Directions =
Make an exact copy of the data below, leaving out every picture.

━━━ Information given

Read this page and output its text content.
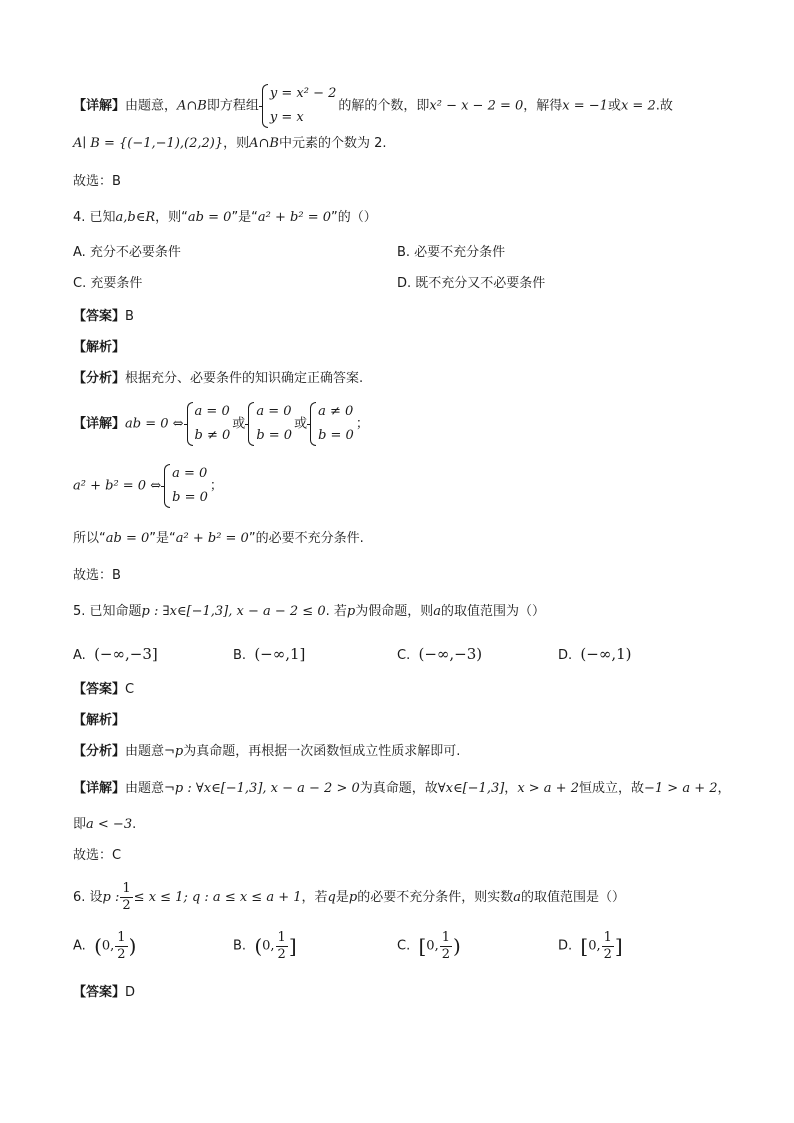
【详解】由题意，A∩B即方程组
y = x² − 2
y = x
的解的个数，即x² − x − 2 = 0，解得x = −1或x = 2.故
A∣ B = {(−1,−1),(2,2)}，则A∩B中元素的个数为 2.
故选：B
4. 已知a,b∈R，则“ab = 0”是“a² + b² = 0”的（）
A. 充分不必要条件	B. 必要不充分条件
C. 充要条件	D. 既不充分又不必要条件
【答案】B
【解析】
【分析】根据充分、必要条件的知识确定正确答案.
【详解】ab = 0 ⇔
a = 0
b ≠ 0
或
a = 0
b = 0
或
a ≠ 0
b = 0
；
a² + b² = 0 ⇔
a = 0
b = 0
；
所以“ab = 0”是“a² + b² = 0”的必要不充分条件.
故选：B
5. 已知命题p : ∃x∈[−1,3], x − a − 2 ≤ 0. 若p为假命题，则a的取值范围为（）
A. (−∞,−3]	B. (−∞,1]	C. (−∞,−3)	D. (−∞,1)
【答案】C
【解析】
【分析】由题意¬p为真命题，再根据一次函数恒成立性质求解即可.
【详解】由题意¬p : ∀x∈[−1,3], x − a − 2 > 0为真命题，故∀x∈[−1,3]，x > a + 2恒成立，故−1 > a + 2，
即a < −3.
故选：C
6. 设p : $\frac{1}{2} \le x \le 1$; q : a ≤ x ≤ a + 1，若q是p的必要不充分条件，则实数a的取值范围是（）
A. (0, $\frac{1}{2}$ )	B. (0, $\frac{1}{2}$ ]	C. [0, $\frac{1}{2}$ )	D. [0, $\frac{1}{2}$ ]
【答案】D
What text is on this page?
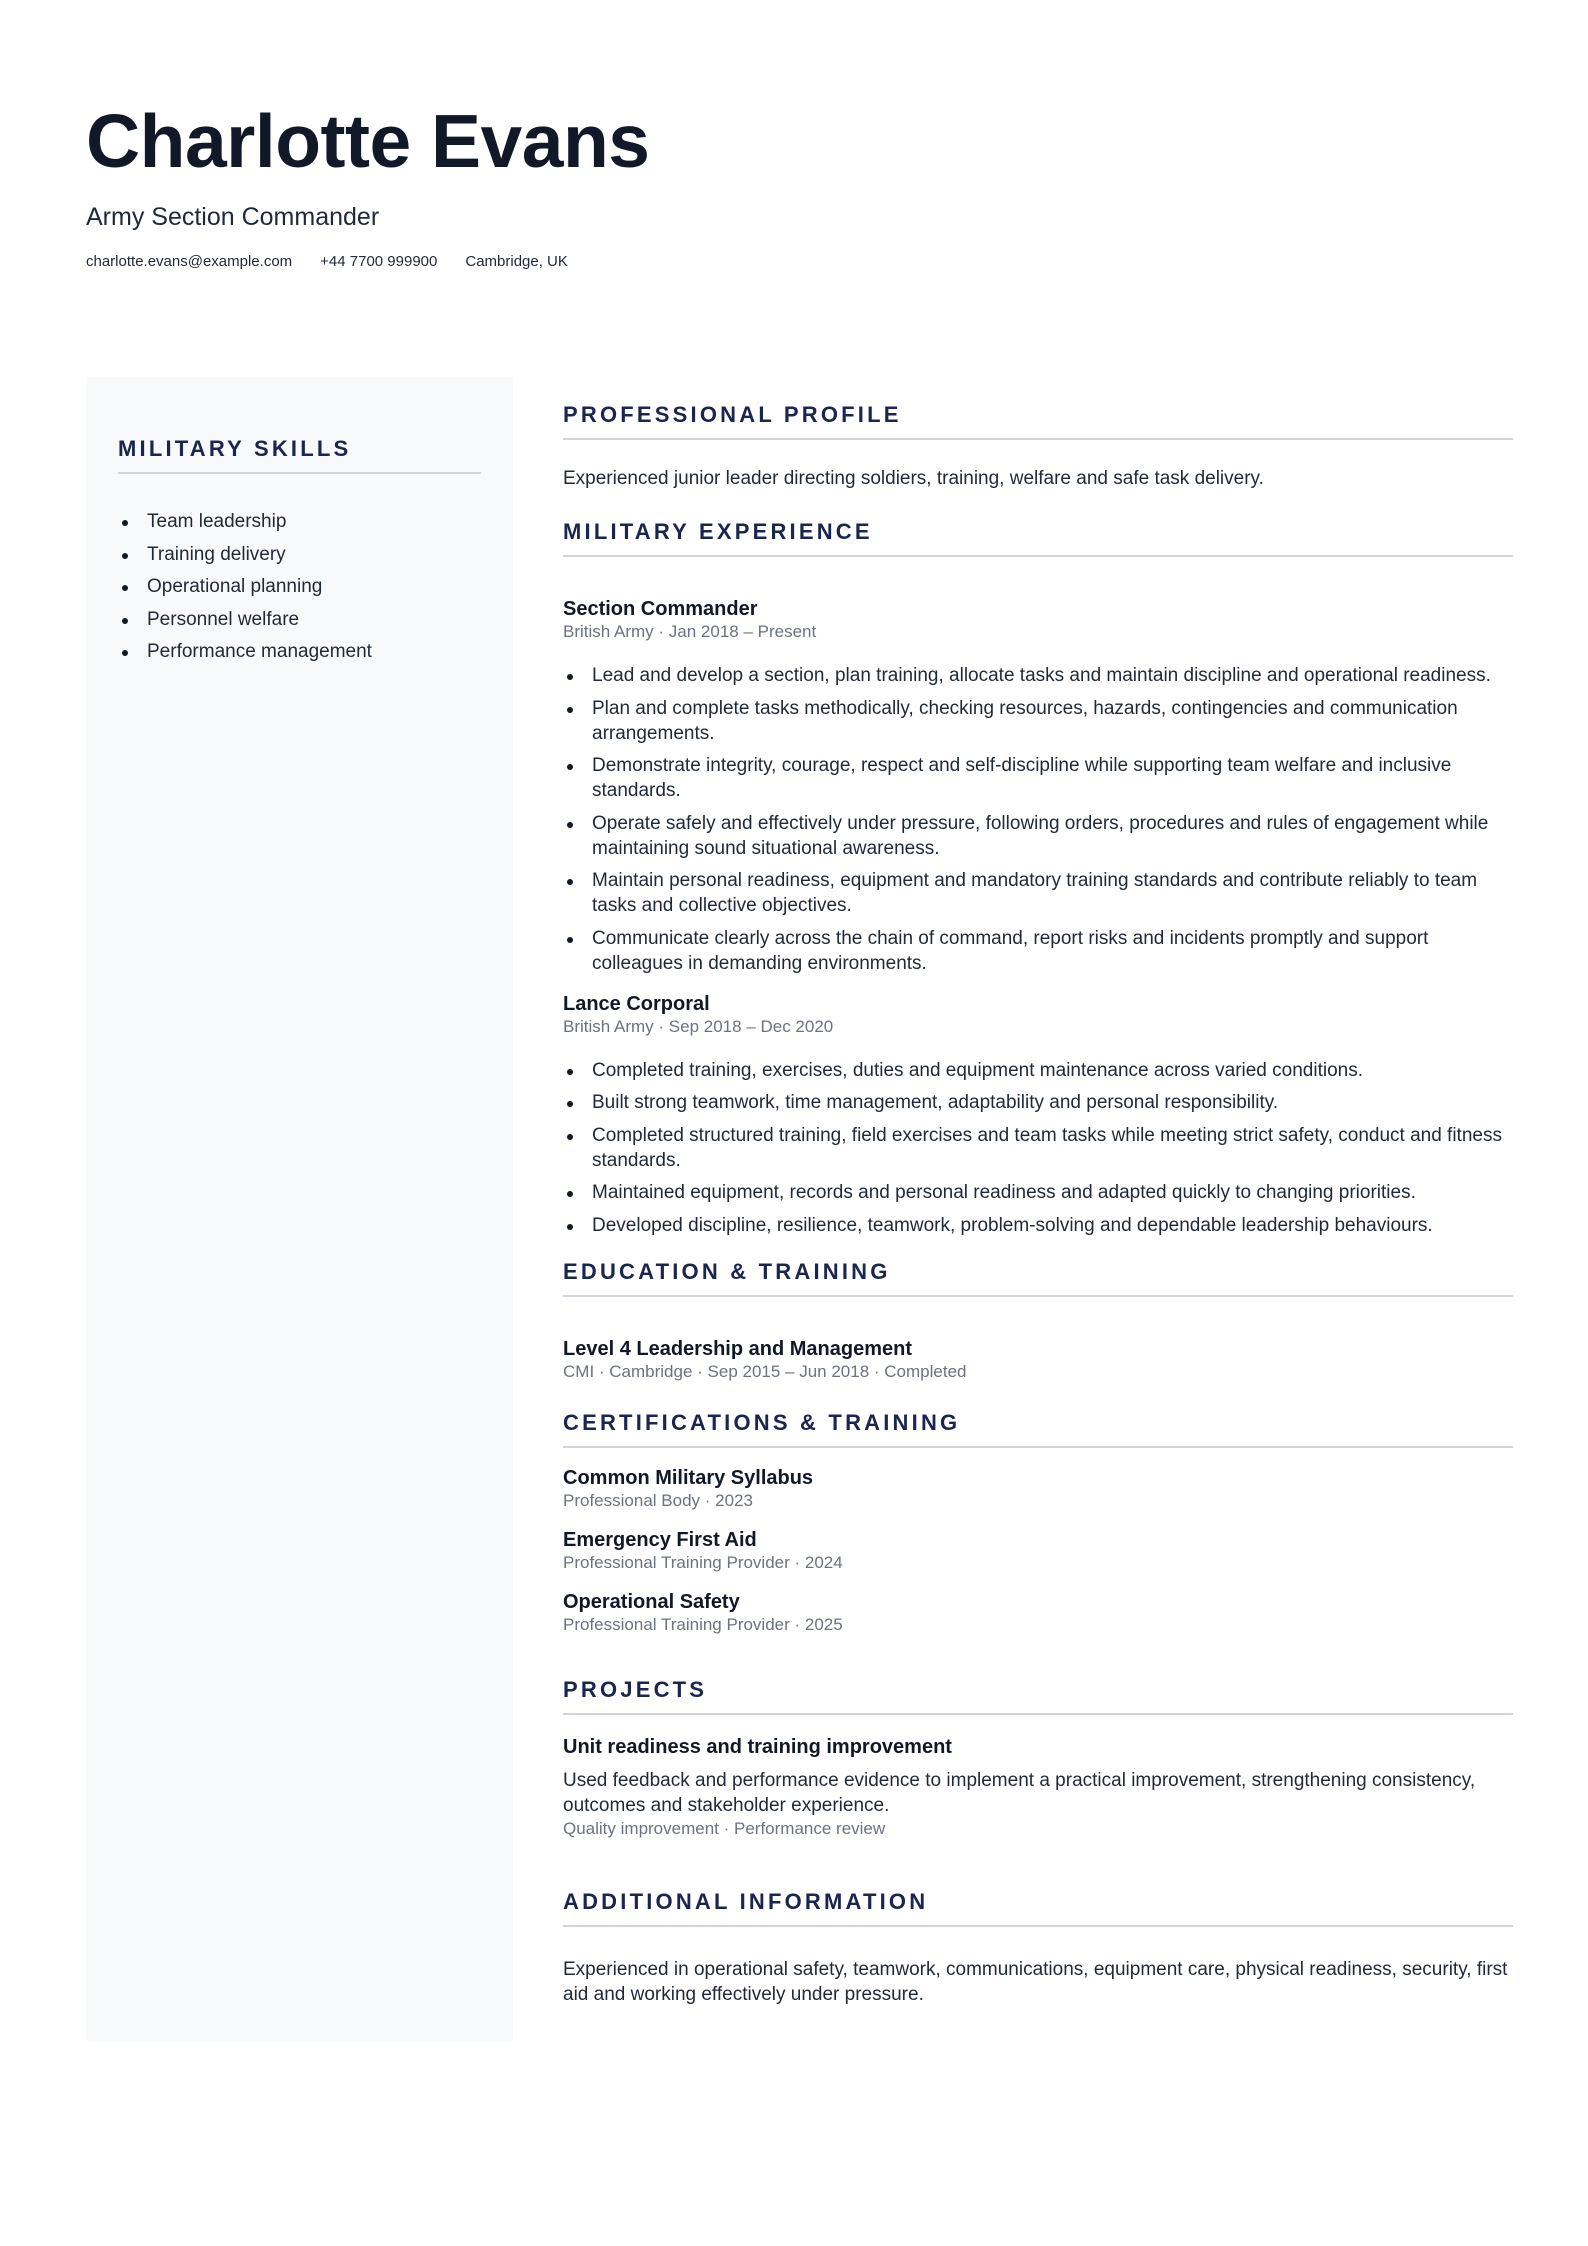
Charlotte Evans
Army Section Commander
charlotte.evans@example.com +44 7700 999900 Cambridge, UK
MILITARY SKILLS
Team leadership
Training delivery
Operational planning
Personnel welfare
Performance management
PROFESSIONAL PROFILE
Experienced junior leader directing soldiers, training, welfare and safe task delivery.
MILITARY EXPERIENCE
Section Commander
British Army · Jan 2018 – Present
Lead and develop a section, plan training, allocate tasks and maintain discipline and operational readiness.
Plan and complete tasks methodically, checking resources, hazards, contingencies and communication arrangements.
Demonstrate integrity, courage, respect and self-discipline while supporting team welfare and inclusive standards.
Operate safely and effectively under pressure, following orders, procedures and rules of engagement while maintaining sound situational awareness.
Maintain personal readiness, equipment and mandatory training standards and contribute reliably to team tasks and collective objectives.
Communicate clearly across the chain of command, report risks and incidents promptly and support colleagues in demanding environments.
Lance Corporal
British Army · Sep 2018 – Dec 2020
Completed training, exercises, duties and equipment maintenance across varied conditions.
Built strong teamwork, time management, adaptability and personal responsibility.
Completed structured training, field exercises and team tasks while meeting strict safety, conduct and fitness standards.
Maintained equipment, records and personal readiness and adapted quickly to changing priorities.
Developed discipline, resilience, teamwork, problem-solving and dependable leadership behaviours.
EDUCATION & TRAINING
Level 4 Leadership and Management
CMI · Cambridge · Sep 2015 – Jun 2018 · Completed
CERTIFICATIONS & TRAINING
Common Military Syllabus
Professional Body · 2023
Emergency First Aid
Professional Training Provider · 2024
Operational Safety
Professional Training Provider · 2025
PROJECTS
Unit readiness and training improvement
Used feedback and performance evidence to implement a practical improvement, strengthening consistency, outcomes and stakeholder experience.
Quality improvement · Performance review
ADDITIONAL INFORMATION
Experienced in operational safety, teamwork, communications, equipment care, physical readiness, security, first aid and working effectively under pressure.
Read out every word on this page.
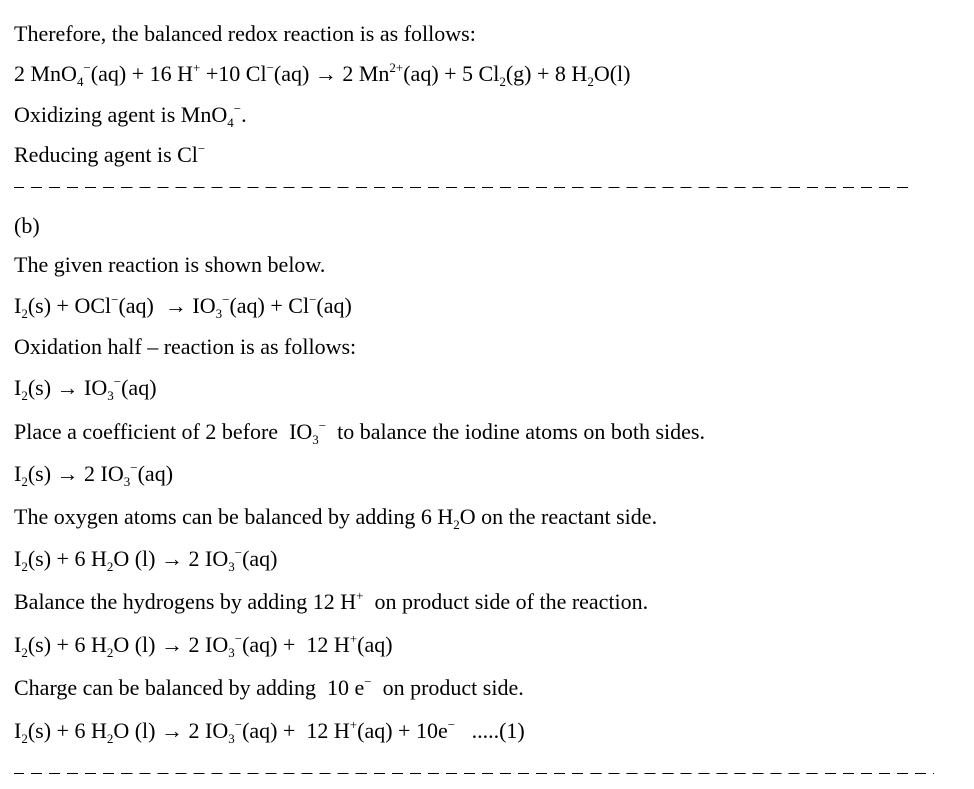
Therefore, the balanced redox reaction is as follows:
2 MnO$_4$−(aq) + 16 H+ +10 Cl−(aq) → 2 $Mn^{2+}(aq) + 5$ $Cl_2(g) + 8$ $H_2O(l)$
Oxidizing agent is MnO$_4$−.
Reducing agent is Cl−
(b)
The given reaction is shown below.
$I_2(s) + OCl^-(aq) \to IO_3^-(aq) + Cl^-(aq)$
Oxidation half – reaction is as follows:
$I_2(s) \to IO_3^-(aq)$
Place a coefficient of 2 before  $IO_3^-$  to balance the iodine atoms on both sides.
$I_2(s) \to 2$ $IO_3^-(aq)$
The oxygen atoms can be balanced by adding 6 $H_2O$ on the reactant side.
$I_2(s) + 6$ $H_2O$ (l) → 2 $IO_3^-(aq)$
Balance the hydrogens by adding 12 H+  on product side of the reaction.
$I_2(s) + 6$ $H_2O$ (l) → 2 $IO_3^-(aq) + 12$ H+(aq)
Charge can be balanced by adding  10 e−  on product side.
$I_2(s) + 6$ $H_2O$ (l) → 2 $IO_3^-(aq) + 12$ H+(aq) + 10e−   .....(1)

━━━━━━

Response to this task =
Read this page and output its text content.
【详解】由题意，A∩B即方程组
y = x² − 2
y = x
的解的个数，即x² − x − 2 = 0，解得x = −1或x = 2.故
A∣ B = {(−1,−1),(2,2)}，则A∩B中元素的个数为 2.
故选：B
4. 已知a,b∈R，则“ab = 0”是“a² + b² = 0”的（）
A. 充分不必要条件	B. 必要不充分条件
C. 充要条件	D. 既不充分又不必要条件
【答案】B
【解析】
【分析】根据充分、必要条件的知识确定正确答案.
【详解】ab = 0 ⇔
a = 0
b ≠ 0
或
a = 0
b = 0
或
a ≠ 0
b = 0
；
a² + b² = 0 ⇔
a = 0
b = 0
；
所以“ab = 0”是“a² + b² = 0”的必要不充分条件.
故选：B
5. 已知命题p : ∃x∈[−1,3], x − a − 2 ≤ 0. 若p为假命题，则a的取值范围为（）
A. (−∞,−3]	B. (−∞,1]	C. (−∞,−3)	D. (−∞,1)
【答案】C
【解析】
【分析】由题意¬p为真命题，再根据一次函数恒成立性质求解即可.
【详解】由题意¬p : ∀x∈[−1,3], x − a − 2 > 0为真命题，故∀x∈[−1,3]，x > a + 2恒成立，故−1 > a + 2，
即a < −3.
故选：C
6. 设p : $\frac{1}{2} \le x \le 1$; q : a ≤ x ≤ a + 1，若q是p的必要不充分条件，则实数a的取值范围是（）
A. (0, $\frac{1}{2}$ )	B. (0, $\frac{1}{2}$ ]	C. [0, $\frac{1}{2}$ )	D. [0, $\frac{1}{2}$ ]
【答案】D
What text is on this page?
Charlotte Evans
Army Section Commander
charlotte.evans@example.com +44 7700 999900 Cambridge, UK
MILITARY SKILLS
Team leadership
Training delivery
Operational planning
Personnel welfare
Performance management
PROFESSIONAL PROFILE
Experienced junior leader directing soldiers, training, welfare and safe task delivery.
MILITARY EXPERIENCE
Section Commander
British Army · Jan 2018 – Present
Lead and develop a section, plan training, allocate tasks and maintain discipline and operational readiness.
Plan and complete tasks methodically, checking resources, hazards, contingencies and communication arrangements.
Demonstrate integrity, courage, respect and self-discipline while supporting team welfare and inclusive standards.
Operate safely and effectively under pressure, following orders, procedures and rules of engagement while maintaining sound situational awareness.
Maintain personal readiness, equipment and mandatory training standards and contribute reliably to team tasks and collective objectives.
Communicate clearly across the chain of command, report risks and incidents promptly and support colleagues in demanding environments.
Lance Corporal
British Army · Sep 2018 – Dec 2020
Completed training, exercises, duties and equipment maintenance across varied conditions.
Built strong teamwork, time management, adaptability and personal responsibility.
Completed structured training, field exercises and team tasks while meeting strict safety, conduct and fitness standards.
Maintained equipment, records and personal readiness and adapted quickly to changing priorities.
Developed discipline, resilience, teamwork, problem-solving and dependable leadership behaviours.
EDUCATION & TRAINING
Level 4 Leadership and Management
CMI · Cambridge · Sep 2015 – Jun 2018 · Completed
CERTIFICATIONS & TRAINING
Common Military Syllabus
Professional Body · 2023
Emergency First Aid
Professional Training Provider · 2024
Operational Safety
Professional Training Provider · 2025
PROJECTS
Unit readiness and training improvement
Used feedback and performance evidence to implement a practical improvement, strengthening consistency, outcomes and stakeholder experience.
Quality improvement · Performance review
ADDITIONAL INFORMATION
Experienced in operational safety, teamwork, communications, equipment care, physical readiness, security, first aid and working effectively under pressure.
Read out every word on this page.
Therefore, the balanced redox reaction is as follows:
2 MnO$_4$−(aq) + 16 H+ +10 Cl−(aq) → 2 $Mn^{2+}(aq) + 5$ $Cl_2(g) + 8$ $H_2O(l)$
Oxidizing agent is MnO$_4$−.
Reducing agent is Cl−
(b)
The given reaction is shown below.
$I_2(s) + OCl^-(aq) \to IO_3^-(aq) + Cl^-(aq)$
Oxidation half – reaction is as follows:
$I_2(s) \to IO_3^-(aq)$
Place a coefficient of 2 before  $IO_3^-$  to balance the iodine atoms on both sides.
$I_2(s) \to 2$ $IO_3^-(aq)$
The oxygen atoms can be balanced by adding 6 $H_2O$ on the reactant side.
$I_2(s) + 6$ $H_2O$ (l) → 2 $IO_3^-(aq)$
Balance the hydrogens by adding 12 H+  on product side of the reaction.
$I_2(s) + 6$ $H_2O$ (l) → 2 $IO_3^-(aq) + 12$ H+(aq)
Charge can be balanced by adding  10 e−  on product side.
$I_2(s) + 6$ $H_2O$ (l) → 2 $IO_3^-(aq) + 12$ H+(aq) + 10e−   .....(1)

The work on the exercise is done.